▶ _Figure record extracts_
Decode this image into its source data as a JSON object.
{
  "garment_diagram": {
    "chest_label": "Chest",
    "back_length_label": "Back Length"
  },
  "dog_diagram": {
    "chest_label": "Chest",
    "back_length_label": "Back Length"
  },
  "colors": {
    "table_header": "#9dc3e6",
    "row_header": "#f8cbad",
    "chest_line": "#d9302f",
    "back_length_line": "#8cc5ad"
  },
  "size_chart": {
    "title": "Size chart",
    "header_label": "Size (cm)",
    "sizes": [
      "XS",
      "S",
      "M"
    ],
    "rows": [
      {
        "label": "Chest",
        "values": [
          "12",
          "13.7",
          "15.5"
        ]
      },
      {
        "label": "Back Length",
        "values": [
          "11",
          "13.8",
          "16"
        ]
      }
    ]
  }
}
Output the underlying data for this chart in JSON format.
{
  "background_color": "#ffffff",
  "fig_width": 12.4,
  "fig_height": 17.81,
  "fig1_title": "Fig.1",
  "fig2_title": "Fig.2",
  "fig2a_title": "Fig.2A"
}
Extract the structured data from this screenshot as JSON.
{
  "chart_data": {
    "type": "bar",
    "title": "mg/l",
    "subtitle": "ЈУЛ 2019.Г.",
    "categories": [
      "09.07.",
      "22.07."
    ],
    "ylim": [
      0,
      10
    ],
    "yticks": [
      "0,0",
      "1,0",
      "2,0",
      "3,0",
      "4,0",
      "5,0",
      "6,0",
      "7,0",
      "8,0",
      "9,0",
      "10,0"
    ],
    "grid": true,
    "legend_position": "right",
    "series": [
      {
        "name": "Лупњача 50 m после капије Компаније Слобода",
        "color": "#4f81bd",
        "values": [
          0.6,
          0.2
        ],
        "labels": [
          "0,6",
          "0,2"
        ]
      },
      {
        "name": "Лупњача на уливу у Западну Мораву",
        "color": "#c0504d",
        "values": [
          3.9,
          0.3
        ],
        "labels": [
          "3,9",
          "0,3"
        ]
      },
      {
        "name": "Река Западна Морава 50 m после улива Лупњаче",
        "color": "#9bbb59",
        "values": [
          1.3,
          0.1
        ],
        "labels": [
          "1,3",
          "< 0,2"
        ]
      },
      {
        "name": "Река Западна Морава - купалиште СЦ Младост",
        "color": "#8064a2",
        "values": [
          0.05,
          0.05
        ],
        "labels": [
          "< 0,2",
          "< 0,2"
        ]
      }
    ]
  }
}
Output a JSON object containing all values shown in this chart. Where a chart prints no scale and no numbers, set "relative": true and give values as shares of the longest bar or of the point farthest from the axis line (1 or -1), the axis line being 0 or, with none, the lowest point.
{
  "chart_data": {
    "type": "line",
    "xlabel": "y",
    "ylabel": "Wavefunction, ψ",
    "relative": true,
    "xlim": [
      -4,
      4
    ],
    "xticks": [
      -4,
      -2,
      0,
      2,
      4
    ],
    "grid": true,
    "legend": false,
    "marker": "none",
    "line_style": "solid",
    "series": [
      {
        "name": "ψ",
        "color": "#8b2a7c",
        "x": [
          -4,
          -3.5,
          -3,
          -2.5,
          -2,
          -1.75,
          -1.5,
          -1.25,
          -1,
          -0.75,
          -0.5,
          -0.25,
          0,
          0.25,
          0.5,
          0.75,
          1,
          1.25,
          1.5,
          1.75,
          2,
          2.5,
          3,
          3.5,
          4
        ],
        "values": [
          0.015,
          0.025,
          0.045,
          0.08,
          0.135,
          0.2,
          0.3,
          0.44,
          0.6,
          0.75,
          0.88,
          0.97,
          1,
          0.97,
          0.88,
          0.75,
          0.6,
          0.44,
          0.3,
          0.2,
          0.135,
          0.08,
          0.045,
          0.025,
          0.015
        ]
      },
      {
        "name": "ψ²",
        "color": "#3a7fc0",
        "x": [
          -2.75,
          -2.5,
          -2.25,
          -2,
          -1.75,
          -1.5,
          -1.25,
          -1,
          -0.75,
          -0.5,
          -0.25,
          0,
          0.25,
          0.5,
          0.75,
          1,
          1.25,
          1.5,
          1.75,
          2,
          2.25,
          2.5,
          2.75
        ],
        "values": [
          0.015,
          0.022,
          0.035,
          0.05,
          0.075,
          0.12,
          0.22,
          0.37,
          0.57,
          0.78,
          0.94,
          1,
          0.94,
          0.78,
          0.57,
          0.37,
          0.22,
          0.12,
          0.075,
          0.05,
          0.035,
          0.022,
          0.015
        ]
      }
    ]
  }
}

▶ _WHAT IS EXPECTED_
Repeat the material above exactly.

▶ _EXERCISE ANSWER_
Decode this image into its source data as a JSON object.
{
  "garment_diagram": {
    "chest_label": "Chest",
    "back_length_label": "Back Length"
  },
  "dog_diagram": {
    "chest_label": "Chest",
    "back_length_label": "Back Length"
  },
  "colors": {
    "table_header": "#9dc3e6",
    "row_header": "#f8cbad",
    "chest_line": "#d9302f",
    "back_length_line": "#8cc5ad"
  },
  "size_chart": {
    "title": "Size chart",
    "header_label": "Size (cm)",
    "sizes": [
      "XS",
      "S",
      "M"
    ],
    "rows": [
      {
        "label": "Chest",
        "values": [
          "12",
          "13.7",
          "15.5"
        ]
      },
      {
        "label": "Back Length",
        "values": [
          "11",
          "13.8",
          "16"
        ]
      }
    ]
  }
}
Output the underlying data for this chart in JSON format.
{
  "background_color": "#ffffff",
  "fig_width": 12.4,
  "fig_height": 17.81,
  "fig1_title": "Fig.1",
  "fig2_title": "Fig.2",
  "fig2a_title": "Fig.2A"
}
Extract the structured data from this screenshot as JSON.
{
  "chart_data": {
    "type": "bar",
    "title": "mg/l",
    "subtitle": "ЈУЛ 2019.Г.",
    "categories": [
      "09.07.",
      "22.07."
    ],
    "ylim": [
      0,
      10
    ],
    "yticks": [
      "0,0",
      "1,0",
      "2,0",
      "3,0",
      "4,0",
      "5,0",
      "6,0",
      "7,0",
      "8,0",
      "9,0",
      "10,0"
    ],
    "grid": true,
    "legend_position": "right",
    "series": [
      {
        "name": "Лупњача 50 m после капије Компаније Слобода",
        "color": "#4f81bd",
        "values": [
          0.6,
          0.2
        ],
        "labels": [
          "0,6",
          "0,2"
        ]
      },
      {
        "name": "Лупњача на уливу у Западну Мораву",
        "color": "#c0504d",
        "values": [
          3.9,
          0.3
        ],
        "labels": [
          "3,9",
          "0,3"
        ]
      },
      {
        "name": "Река Западна Морава 50 m после улива Лупњаче",
        "color": "#9bbb59",
        "values": [
          1.3,
          0.1
        ],
        "labels": [
          "1,3",
          "< 0,2"
        ]
      },
      {
        "name": "Река Западна Морава - купалиште СЦ Младост",
        "color": "#8064a2",
        "values": [
          0.05,
          0.05
        ],
        "labels": [
          "< 0,2",
          "< 0,2"
        ]
      }
    ]
  }
}
Output a JSON object containing all values shown in this chart. Where a chart prints no scale and no numbers, set "relative": true and give values as shares of the longest bar or of the point farthest from the axis line (1 or -1), the axis line being 0 or, with none, the lowest point.
{
  "chart_data": {
    "type": "line",
    "xlabel": "y",
    "ylabel": "Wavefunction, ψ",
    "relative": true,
    "xlim": [
      -4,
      4
    ],
    "xticks": [
      -4,
      -2,
      0,
      2,
      4
    ],
    "grid": true,
    "legend": false,
    "marker": "none",
    "line_style": "solid",
    "series": [
      {
        "name": "ψ",
        "color": "#8b2a7c",
        "x": [
          -4,
          -3.5,
          -3,
          -2.5,
          -2,
          -1.75,
          -1.5,
          -1.25,
          -1,
          -0.75,
          -0.5,
          -0.25,
          0,
          0.25,
          0.5,
          0.75,
          1,
          1.25,
          1.5,
          1.75,
          2,
          2.5,
          3,
          3.5,
          4
        ],
        "values": [
          0.015,
          0.025,
          0.045,
          0.08,
          0.135,
          0.2,
          0.3,
          0.44,
          0.6,
          0.75,
          0.88,
          0.97,
          1,
          0.97,
          0.88,
          0.75,
          0.6,
          0.44,
          0.3,
          0.2,
          0.135,
          0.08,
          0.045,
          0.025,
          0.015
        ]
      },
      {
        "name": "ψ²",
        "color": "#3a7fc0",
        "x": [
          -2.75,
          -2.5,
          -2.25,
          -2,
          -1.75,
          -1.5,
          -1.25,
          -1,
          -0.75,
          -0.5,
          -0.25,
          0,
          0.25,
          0.5,
          0.75,
          1,
          1.25,
          1.5,
          1.75,
          2,
          2.25,
          2.5,
          2.75
        ],
        "values": [
          0.015,
          0.022,
          0.035,
          0.05,
          0.075,
          0.12,
          0.22,
          0.37,
          0.57,
          0.78,
          0.94,
          1,
          0.94,
          0.78,
          0.57,
          0.37,
          0.22,
          0.12,
          0.075,
          0.05,
          0.035,
          0.022,
          0.015
        ]
      }
    ]
  }
}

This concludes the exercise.